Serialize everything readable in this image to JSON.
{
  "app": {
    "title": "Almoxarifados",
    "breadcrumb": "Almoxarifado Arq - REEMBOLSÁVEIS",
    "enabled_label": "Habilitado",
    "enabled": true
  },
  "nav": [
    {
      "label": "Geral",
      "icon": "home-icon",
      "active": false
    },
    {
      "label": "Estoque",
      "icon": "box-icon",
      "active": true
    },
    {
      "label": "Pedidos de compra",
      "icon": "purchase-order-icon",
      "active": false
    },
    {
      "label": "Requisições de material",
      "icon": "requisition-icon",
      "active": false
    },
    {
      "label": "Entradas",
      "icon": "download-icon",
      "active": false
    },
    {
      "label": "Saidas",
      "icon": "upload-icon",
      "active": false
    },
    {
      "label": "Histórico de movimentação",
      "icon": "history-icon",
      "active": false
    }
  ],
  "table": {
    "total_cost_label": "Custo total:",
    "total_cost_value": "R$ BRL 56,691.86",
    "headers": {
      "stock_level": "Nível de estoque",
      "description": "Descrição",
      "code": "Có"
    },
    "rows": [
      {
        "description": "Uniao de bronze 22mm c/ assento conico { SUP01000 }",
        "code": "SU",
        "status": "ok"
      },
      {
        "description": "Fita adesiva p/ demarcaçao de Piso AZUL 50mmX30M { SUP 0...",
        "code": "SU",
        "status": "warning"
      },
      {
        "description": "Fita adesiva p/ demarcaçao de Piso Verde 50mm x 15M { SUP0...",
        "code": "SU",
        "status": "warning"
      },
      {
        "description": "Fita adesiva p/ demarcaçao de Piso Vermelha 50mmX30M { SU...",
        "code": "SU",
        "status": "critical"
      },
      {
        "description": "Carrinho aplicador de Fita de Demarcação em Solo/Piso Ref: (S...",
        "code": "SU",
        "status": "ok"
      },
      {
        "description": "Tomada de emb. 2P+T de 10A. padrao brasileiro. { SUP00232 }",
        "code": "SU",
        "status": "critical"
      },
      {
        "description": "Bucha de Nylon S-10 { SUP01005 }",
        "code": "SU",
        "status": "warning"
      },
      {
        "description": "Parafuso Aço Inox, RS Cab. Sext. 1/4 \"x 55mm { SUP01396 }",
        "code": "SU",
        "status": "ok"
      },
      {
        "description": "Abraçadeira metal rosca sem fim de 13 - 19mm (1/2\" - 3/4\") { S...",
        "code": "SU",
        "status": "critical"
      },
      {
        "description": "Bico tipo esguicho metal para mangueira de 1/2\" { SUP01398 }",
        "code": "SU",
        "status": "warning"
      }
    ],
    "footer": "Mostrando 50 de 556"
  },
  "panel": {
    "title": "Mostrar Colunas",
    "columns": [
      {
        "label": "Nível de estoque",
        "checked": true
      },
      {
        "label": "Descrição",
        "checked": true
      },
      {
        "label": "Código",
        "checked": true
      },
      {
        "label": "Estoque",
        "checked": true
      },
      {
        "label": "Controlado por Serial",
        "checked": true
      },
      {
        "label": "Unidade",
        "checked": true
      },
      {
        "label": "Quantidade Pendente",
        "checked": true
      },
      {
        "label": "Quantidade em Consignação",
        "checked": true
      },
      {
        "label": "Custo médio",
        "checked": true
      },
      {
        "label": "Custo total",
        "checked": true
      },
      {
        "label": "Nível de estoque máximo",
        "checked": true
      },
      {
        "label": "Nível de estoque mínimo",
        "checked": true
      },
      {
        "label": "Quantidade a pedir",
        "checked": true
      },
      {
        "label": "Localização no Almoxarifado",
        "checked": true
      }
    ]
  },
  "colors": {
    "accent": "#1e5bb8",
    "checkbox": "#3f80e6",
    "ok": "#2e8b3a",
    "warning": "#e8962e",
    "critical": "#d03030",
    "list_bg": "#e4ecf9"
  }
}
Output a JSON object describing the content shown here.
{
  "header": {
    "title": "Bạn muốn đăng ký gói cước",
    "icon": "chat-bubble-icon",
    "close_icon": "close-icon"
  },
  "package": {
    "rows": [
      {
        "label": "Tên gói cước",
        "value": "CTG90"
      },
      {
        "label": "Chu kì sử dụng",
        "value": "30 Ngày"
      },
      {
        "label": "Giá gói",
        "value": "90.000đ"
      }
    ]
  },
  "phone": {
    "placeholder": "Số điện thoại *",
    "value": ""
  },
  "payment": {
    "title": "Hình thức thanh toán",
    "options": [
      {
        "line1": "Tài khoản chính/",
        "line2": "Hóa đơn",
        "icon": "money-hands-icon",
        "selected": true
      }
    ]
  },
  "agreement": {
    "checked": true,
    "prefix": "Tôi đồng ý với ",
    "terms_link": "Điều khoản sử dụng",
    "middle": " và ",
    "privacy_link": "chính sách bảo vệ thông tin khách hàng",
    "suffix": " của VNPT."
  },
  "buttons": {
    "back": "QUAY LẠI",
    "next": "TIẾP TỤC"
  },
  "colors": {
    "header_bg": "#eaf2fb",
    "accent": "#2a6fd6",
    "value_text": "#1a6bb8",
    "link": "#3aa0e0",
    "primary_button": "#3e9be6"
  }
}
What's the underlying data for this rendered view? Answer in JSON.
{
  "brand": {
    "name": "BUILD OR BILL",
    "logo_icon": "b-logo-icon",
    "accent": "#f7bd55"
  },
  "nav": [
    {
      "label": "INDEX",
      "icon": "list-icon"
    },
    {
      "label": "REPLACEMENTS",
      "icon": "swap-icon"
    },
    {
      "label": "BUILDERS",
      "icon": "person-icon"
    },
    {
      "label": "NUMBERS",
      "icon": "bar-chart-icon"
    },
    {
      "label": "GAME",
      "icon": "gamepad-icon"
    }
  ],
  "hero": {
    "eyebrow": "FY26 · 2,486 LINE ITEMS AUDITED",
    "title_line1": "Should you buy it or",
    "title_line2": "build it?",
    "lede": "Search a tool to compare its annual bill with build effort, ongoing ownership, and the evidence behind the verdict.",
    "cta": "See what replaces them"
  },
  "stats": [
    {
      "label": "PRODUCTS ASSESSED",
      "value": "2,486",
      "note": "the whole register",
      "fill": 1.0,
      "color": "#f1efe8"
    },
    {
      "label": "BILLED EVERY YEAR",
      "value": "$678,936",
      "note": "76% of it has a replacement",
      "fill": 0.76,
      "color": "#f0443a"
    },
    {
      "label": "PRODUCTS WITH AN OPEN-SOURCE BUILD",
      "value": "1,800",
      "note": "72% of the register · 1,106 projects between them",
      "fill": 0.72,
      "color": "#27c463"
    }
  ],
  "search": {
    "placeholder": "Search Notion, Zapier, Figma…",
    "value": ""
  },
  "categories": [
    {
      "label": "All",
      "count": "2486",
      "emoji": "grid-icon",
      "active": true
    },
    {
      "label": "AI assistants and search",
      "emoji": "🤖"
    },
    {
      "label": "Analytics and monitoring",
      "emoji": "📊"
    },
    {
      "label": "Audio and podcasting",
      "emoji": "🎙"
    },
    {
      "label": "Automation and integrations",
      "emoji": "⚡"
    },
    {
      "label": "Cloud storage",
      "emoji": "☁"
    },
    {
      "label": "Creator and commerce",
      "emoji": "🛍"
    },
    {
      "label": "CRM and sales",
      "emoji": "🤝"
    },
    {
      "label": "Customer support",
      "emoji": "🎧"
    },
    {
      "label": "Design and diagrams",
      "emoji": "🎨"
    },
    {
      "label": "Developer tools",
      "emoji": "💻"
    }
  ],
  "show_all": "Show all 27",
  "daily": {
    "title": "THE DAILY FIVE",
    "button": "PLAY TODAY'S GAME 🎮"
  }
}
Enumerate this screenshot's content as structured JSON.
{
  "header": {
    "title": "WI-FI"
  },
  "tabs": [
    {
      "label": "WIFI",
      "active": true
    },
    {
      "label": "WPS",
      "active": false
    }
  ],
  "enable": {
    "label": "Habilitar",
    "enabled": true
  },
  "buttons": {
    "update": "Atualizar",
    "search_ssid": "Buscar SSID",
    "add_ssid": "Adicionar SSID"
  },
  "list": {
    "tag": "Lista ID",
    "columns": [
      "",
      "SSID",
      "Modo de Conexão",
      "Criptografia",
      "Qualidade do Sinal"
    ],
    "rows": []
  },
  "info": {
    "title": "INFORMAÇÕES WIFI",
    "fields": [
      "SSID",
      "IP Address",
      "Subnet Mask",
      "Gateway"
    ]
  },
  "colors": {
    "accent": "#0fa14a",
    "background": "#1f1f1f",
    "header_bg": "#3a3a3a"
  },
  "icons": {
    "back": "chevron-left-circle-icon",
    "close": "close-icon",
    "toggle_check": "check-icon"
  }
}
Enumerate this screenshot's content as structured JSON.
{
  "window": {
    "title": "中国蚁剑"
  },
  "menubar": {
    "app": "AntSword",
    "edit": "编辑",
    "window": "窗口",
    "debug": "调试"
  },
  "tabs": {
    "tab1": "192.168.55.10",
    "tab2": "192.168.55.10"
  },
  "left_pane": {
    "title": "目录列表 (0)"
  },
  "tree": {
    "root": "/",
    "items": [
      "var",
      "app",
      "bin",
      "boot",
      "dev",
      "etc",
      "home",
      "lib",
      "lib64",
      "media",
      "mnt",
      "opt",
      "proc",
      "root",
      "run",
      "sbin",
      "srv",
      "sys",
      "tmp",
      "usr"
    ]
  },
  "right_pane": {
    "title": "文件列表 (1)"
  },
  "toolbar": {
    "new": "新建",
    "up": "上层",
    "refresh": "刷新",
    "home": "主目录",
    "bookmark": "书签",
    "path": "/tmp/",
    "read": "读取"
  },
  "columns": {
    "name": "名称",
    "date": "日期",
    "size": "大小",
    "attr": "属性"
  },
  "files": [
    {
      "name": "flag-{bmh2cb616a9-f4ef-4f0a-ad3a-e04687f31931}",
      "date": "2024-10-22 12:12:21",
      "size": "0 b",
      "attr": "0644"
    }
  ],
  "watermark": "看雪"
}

▸ Short exercise:
Select all lines in the listing above where the word "Piso" appears, and show them.

▸ Expected answer:
        "description": "Fita adesiva p/ demarcaçao de Piso AZUL 50mmX30M { SUP 0...",
        "description": "Fita adesiva p/ demarcaçao de Piso Verde 50mm x 15M { SUP0...",
        "description": "Fita adesiva p/ demarcaçao de Piso Vermelha 50mmX30M { SU...",
        "description": "Carrinho aplicador de Fita de Demarcação em Solo/Piso Ref: (S...",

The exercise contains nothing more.